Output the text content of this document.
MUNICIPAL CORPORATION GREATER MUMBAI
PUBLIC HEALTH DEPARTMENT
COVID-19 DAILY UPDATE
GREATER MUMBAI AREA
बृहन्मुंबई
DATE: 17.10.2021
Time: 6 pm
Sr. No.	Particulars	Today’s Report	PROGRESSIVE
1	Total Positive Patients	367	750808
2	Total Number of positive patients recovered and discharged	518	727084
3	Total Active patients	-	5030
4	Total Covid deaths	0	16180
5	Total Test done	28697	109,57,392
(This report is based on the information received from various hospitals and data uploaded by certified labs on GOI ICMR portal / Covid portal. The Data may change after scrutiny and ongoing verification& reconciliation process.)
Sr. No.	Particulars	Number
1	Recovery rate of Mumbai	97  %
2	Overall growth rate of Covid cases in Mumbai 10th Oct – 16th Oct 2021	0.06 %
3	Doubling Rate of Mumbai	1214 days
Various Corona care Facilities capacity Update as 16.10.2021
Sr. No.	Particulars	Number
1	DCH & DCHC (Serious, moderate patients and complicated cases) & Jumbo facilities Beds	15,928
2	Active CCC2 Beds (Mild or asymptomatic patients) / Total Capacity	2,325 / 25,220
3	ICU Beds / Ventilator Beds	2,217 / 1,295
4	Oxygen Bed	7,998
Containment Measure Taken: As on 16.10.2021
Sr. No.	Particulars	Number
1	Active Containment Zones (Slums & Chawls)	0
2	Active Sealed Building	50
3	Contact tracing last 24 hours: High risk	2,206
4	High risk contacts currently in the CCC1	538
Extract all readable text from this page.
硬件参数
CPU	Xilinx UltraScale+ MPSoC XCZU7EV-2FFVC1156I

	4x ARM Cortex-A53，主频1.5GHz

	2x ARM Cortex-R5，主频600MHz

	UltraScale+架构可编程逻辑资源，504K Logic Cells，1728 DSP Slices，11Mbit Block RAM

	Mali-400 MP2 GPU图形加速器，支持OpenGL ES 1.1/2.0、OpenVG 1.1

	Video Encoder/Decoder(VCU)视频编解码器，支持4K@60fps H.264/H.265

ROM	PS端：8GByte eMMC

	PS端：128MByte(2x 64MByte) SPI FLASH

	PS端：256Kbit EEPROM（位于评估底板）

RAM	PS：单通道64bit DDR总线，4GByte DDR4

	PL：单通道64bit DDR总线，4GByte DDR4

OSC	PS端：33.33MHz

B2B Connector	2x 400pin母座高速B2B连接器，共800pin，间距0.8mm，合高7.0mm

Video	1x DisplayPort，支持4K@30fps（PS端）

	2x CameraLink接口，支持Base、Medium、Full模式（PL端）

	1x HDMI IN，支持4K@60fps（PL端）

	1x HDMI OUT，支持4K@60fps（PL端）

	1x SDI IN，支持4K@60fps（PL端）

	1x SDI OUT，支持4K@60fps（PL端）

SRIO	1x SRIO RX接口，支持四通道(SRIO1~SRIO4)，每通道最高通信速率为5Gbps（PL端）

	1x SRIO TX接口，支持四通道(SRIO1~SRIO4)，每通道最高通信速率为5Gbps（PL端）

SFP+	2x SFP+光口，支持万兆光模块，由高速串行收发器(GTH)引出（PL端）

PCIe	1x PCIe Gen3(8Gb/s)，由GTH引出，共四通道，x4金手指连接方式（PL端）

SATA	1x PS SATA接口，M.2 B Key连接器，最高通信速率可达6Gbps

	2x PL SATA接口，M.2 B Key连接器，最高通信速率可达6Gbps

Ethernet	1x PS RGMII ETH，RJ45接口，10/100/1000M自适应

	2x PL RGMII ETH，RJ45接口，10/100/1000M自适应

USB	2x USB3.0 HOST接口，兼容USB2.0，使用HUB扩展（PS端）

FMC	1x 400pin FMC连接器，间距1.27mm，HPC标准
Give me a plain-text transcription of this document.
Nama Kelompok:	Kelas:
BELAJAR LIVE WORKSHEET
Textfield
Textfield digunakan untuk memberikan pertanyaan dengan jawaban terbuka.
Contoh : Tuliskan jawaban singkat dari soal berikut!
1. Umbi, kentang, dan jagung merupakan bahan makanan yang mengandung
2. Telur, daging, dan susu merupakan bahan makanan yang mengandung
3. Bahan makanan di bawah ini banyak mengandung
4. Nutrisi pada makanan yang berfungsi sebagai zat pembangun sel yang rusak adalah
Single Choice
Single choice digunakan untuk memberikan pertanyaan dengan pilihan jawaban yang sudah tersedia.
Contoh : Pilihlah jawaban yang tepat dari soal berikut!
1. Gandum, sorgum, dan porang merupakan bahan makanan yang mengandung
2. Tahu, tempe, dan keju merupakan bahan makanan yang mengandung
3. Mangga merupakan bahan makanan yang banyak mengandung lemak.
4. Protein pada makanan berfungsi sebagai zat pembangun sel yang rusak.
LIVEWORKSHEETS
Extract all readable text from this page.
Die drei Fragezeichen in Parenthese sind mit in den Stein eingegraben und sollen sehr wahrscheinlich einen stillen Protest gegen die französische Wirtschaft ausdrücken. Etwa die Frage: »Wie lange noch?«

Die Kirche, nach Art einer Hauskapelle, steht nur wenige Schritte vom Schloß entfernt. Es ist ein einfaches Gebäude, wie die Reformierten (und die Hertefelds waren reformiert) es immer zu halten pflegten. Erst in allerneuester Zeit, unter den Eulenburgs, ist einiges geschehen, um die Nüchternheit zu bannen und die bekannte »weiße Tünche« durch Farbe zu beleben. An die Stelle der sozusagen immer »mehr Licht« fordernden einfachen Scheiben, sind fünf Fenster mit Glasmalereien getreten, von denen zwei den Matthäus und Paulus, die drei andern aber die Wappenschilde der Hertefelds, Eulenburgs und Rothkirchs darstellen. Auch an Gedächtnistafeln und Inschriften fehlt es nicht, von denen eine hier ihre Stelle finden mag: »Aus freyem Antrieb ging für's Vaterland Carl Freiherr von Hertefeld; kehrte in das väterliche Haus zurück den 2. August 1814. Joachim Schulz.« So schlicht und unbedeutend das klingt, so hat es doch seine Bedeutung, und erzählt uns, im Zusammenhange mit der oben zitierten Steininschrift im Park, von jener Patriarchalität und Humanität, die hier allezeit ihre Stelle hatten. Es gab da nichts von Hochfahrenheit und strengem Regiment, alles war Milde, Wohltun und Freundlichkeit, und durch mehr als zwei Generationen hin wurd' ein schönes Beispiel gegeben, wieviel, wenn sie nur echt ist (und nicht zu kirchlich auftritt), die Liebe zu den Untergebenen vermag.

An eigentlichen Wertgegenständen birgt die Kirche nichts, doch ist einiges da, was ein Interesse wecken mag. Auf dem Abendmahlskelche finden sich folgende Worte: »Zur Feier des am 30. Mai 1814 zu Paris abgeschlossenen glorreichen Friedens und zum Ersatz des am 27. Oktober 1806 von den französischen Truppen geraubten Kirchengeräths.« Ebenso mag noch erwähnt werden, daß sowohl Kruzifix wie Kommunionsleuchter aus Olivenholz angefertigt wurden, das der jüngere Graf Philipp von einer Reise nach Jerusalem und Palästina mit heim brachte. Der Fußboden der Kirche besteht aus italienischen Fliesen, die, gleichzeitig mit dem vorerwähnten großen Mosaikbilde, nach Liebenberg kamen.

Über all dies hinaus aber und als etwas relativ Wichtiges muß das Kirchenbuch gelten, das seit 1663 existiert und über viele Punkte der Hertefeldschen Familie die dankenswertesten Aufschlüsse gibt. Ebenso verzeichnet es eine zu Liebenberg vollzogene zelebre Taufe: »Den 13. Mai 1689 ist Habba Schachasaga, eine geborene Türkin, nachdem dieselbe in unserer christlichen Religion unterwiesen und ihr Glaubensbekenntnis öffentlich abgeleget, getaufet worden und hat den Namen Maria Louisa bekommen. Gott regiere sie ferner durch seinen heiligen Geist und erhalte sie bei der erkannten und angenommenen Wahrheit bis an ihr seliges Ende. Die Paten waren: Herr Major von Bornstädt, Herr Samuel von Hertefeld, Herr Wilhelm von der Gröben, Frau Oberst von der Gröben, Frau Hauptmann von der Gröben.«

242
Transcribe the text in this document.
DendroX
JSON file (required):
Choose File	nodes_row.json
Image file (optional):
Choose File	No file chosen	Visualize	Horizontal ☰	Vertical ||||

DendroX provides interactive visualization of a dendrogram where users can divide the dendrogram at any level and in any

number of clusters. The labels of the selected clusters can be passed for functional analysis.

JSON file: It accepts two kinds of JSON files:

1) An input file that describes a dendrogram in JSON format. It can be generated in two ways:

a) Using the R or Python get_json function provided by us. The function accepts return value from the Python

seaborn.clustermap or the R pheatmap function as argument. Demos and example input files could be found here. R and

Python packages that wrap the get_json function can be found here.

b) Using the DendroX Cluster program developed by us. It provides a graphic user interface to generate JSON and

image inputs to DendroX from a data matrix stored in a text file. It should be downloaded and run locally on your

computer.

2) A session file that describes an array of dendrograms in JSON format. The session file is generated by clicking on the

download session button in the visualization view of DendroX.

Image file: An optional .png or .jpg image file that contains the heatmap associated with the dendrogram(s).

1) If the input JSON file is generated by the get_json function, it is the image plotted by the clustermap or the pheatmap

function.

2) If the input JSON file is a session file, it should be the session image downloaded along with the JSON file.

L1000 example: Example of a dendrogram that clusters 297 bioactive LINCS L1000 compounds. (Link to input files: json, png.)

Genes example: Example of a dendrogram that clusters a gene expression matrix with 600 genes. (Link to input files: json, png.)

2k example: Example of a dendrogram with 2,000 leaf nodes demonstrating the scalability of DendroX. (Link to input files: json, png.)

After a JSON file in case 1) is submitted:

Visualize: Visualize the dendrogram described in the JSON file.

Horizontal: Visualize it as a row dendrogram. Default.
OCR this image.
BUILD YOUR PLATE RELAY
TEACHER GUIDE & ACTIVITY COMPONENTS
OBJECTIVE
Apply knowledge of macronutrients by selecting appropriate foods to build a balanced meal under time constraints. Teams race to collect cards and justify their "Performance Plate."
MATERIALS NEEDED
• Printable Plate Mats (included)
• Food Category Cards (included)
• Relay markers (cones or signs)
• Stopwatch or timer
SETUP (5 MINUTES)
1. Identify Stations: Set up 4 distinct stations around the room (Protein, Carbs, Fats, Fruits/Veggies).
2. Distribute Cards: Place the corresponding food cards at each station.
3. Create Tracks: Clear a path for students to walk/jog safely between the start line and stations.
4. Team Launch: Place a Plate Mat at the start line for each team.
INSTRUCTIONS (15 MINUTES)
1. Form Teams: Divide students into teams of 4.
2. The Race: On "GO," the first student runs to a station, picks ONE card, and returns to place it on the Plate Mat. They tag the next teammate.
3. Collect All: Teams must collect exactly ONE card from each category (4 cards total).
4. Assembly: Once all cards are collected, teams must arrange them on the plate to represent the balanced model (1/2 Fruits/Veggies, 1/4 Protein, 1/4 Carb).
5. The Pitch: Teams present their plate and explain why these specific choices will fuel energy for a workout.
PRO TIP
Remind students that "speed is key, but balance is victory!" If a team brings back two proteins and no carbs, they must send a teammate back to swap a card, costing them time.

====================

**About this task**
Among the lines above, find the ones containing "start" and copy them.

**Written reply**
3. Create Tracks: Clear a path for students to walk/jog safely between the start line and stations.
4. Team Launch: Place a Plate Mat at the start line for each team.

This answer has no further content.